SOURCE RECORDS

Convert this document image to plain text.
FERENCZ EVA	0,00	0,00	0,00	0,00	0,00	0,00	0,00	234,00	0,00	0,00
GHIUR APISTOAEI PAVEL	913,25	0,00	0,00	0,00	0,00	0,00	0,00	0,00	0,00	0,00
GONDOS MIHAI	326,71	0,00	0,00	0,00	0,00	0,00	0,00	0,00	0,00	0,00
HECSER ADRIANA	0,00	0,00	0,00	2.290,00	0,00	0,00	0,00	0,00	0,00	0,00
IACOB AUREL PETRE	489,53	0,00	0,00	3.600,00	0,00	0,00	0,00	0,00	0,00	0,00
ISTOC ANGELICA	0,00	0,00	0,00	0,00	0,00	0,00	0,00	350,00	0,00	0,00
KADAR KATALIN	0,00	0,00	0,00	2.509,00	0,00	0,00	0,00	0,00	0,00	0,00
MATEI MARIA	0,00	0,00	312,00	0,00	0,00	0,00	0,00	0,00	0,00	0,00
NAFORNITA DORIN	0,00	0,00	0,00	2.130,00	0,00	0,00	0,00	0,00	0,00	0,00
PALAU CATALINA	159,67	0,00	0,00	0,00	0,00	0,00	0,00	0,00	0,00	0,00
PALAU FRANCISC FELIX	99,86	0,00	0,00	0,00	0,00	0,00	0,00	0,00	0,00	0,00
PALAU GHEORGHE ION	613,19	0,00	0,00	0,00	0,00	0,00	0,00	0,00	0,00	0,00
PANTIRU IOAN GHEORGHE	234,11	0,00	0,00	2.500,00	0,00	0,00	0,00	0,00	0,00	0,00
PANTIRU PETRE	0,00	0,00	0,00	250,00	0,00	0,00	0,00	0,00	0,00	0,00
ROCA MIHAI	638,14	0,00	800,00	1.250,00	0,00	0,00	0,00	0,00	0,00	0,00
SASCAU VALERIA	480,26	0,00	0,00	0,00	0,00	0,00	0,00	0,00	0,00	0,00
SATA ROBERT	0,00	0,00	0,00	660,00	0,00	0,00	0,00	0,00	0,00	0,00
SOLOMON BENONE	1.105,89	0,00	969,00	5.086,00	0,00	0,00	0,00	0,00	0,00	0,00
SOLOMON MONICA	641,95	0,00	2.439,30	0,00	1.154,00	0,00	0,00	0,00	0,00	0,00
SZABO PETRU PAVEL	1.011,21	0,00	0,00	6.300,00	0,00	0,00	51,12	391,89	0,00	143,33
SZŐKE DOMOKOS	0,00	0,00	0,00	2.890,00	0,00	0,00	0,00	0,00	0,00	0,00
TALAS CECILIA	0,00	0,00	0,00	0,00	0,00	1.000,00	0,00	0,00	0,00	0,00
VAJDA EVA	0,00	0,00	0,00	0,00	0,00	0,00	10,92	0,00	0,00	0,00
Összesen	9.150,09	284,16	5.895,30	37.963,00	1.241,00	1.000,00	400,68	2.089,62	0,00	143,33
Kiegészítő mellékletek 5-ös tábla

PROBLEM DESCRIPTION
All of the entries must be written out exactly as they stand.

SOLUTION TO THE PROBLEM
Convert this document image to plain text.
FERENCZ EVA	0,00	0,00	0,00	0,00	0,00	0,00	0,00	234,00	0,00	0,00
GHIUR APISTOAEI PAVEL	913,25	0,00	0,00	0,00	0,00	0,00	0,00	0,00	0,00	0,00
GONDOS MIHAI	326,71	0,00	0,00	0,00	0,00	0,00	0,00	0,00	0,00	0,00
HECSER ADRIANA	0,00	0,00	0,00	2.290,00	0,00	0,00	0,00	0,00	0,00	0,00
IACOB AUREL PETRE	489,53	0,00	0,00	3.600,00	0,00	0,00	0,00	0,00	0,00	0,00
ISTOC ANGELICA	0,00	0,00	0,00	0,00	0,00	0,00	0,00	350,00	0,00	0,00
KADAR KATALIN	0,00	0,00	0,00	2.509,00	0,00	0,00	0,00	0,00	0,00	0,00
MATEI MARIA	0,00	0,00	312,00	0,00	0,00	0,00	0,00	0,00	0,00	0,00
NAFORNITA DORIN	0,00	0,00	0,00	2.130,00	0,00	0,00	0,00	0,00	0,00	0,00
PALAU CATALINA	159,67	0,00	0,00	0,00	0,00	0,00	0,00	0,00	0,00	0,00
PALAU FRANCISC FELIX	99,86	0,00	0,00	0,00	0,00	0,00	0,00	0,00	0,00	0,00
PALAU GHEORGHE ION	613,19	0,00	0,00	0,00	0,00	0,00	0,00	0,00	0,00	0,00
PANTIRU IOAN GHEORGHE	234,11	0,00	0,00	2.500,00	0,00	0,00	0,00	0,00	0,00	0,00
PANTIRU PETRE	0,00	0,00	0,00	250,00	0,00	0,00	0,00	0,00	0,00	0,00
ROCA MIHAI	638,14	0,00	800,00	1.250,00	0,00	0,00	0,00	0,00	0,00	0,00
SASCAU VALERIA	480,26	0,00	0,00	0,00	0,00	0,00	0,00	0,00	0,00	0,00
SATA ROBERT	0,00	0,00	0,00	660,00	0,00	0,00	0,00	0,00	0,00	0,00
SOLOMON BENONE	1.105,89	0,00	969,00	5.086,00	0,00	0,00	0,00	0,00	0,00	0,00
SOLOMON MONICA	641,95	0,00	2.439,30	0,00	1.154,00	0,00	0,00	0,00	0,00	0,00
SZABO PETRU PAVEL	1.011,21	0,00	0,00	6.300,00	0,00	0,00	51,12	391,89	0,00	143,33
SZŐKE DOMOKOS	0,00	0,00	0,00	2.890,00	0,00	0,00	0,00	0,00	0,00	0,00
TALAS CECILIA	0,00	0,00	0,00	0,00	0,00	1.000,00	0,00	0,00	0,00	0,00
VAJDA EVA	0,00	0,00	0,00	0,00	0,00	0,00	10,92	0,00	0,00	0,00
Összesen	9.150,09	284,16	5.895,30	37.963,00	1.241,00	1.000,00	400,68	2.089,62	0,00	143,33
Kiegészítő mellékletek 5-ös tábla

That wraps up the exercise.